# To do
Word for word, set down the records and skip each picture.

# Provided records
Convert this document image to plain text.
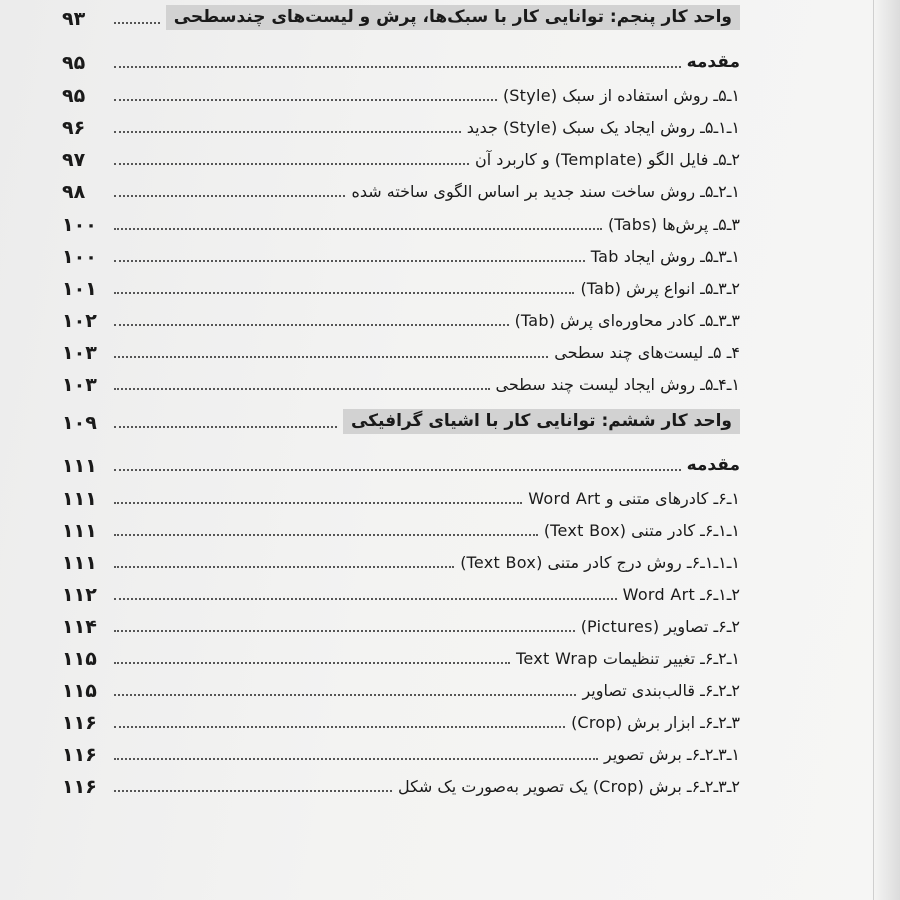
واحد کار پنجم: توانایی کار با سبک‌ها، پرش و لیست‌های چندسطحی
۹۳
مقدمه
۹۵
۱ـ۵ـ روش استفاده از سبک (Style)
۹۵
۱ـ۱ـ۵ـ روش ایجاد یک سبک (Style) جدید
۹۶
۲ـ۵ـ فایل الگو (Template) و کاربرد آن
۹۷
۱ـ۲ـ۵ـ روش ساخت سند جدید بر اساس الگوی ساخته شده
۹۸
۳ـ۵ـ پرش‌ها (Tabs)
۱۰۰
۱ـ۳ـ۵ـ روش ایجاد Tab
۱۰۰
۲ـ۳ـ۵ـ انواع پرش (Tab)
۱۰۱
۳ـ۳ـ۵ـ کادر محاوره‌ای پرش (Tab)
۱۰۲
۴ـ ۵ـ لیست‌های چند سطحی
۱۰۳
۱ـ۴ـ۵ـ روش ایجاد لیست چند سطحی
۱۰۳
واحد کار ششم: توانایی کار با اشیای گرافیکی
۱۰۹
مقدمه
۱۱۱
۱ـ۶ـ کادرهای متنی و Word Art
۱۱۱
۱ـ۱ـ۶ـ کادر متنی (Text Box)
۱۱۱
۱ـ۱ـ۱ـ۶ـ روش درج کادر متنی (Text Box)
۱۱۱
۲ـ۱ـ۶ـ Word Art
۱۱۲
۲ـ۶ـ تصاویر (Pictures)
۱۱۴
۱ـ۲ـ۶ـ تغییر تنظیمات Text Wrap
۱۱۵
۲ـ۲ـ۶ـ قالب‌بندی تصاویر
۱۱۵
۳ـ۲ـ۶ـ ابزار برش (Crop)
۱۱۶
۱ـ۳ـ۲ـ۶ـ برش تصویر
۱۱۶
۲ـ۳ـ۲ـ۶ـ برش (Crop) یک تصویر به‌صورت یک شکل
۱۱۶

# Expected output
Convert this document image to plain text.
واحد کار پنجم: توانایی کار با سبک‌ها، پرش و لیست‌های چندسطحی
۹۳
مقدمه
۹۵
۱ـ۵ـ روش استفاده از سبک (Style)
۹۵
۱ـ۱ـ۵ـ روش ایجاد یک سبک (Style) جدید
۹۶
۲ـ۵ـ فایل الگو (Template) و کاربرد آن
۹۷
۱ـ۲ـ۵ـ روش ساخت سند جدید بر اساس الگوی ساخته شده
۹۸
۳ـ۵ـ پرش‌ها (Tabs)
۱۰۰
۱ـ۳ـ۵ـ روش ایجاد Tab
۱۰۰
۲ـ۳ـ۵ـ انواع پرش (Tab)
۱۰۱
۳ـ۳ـ۵ـ کادر محاوره‌ای پرش (Tab)
۱۰۲
۴ـ ۵ـ لیست‌های چند سطحی
۱۰۳
۱ـ۴ـ۵ـ روش ایجاد لیست چند سطحی
۱۰۳
واحد کار ششم: توانایی کار با اشیای گرافیکی
۱۰۹
مقدمه
۱۱۱
۱ـ۶ـ کادرهای متنی و Word Art
۱۱۱
۱ـ۱ـ۶ـ کادر متنی (Text Box)
۱۱۱
۱ـ۱ـ۱ـ۶ـ روش درج کادر متنی (Text Box)
۱۱۱
۲ـ۱ـ۶ـ Word Art
۱۱۲
۲ـ۶ـ تصاویر (Pictures)
۱۱۴
۱ـ۲ـ۶ـ تغییر تنظیمات Text Wrap
۱۱۵
۲ـ۲ـ۶ـ قالب‌بندی تصاویر
۱۱۵
۳ـ۲ـ۶ـ ابزار برش (Crop)
۱۱۶
۱ـ۳ـ۲ـ۶ـ برش تصویر
۱۱۶
۲ـ۳ـ۲ـ۶ـ برش (Crop) یک تصویر به‌صورت یک شکل
۱۱۶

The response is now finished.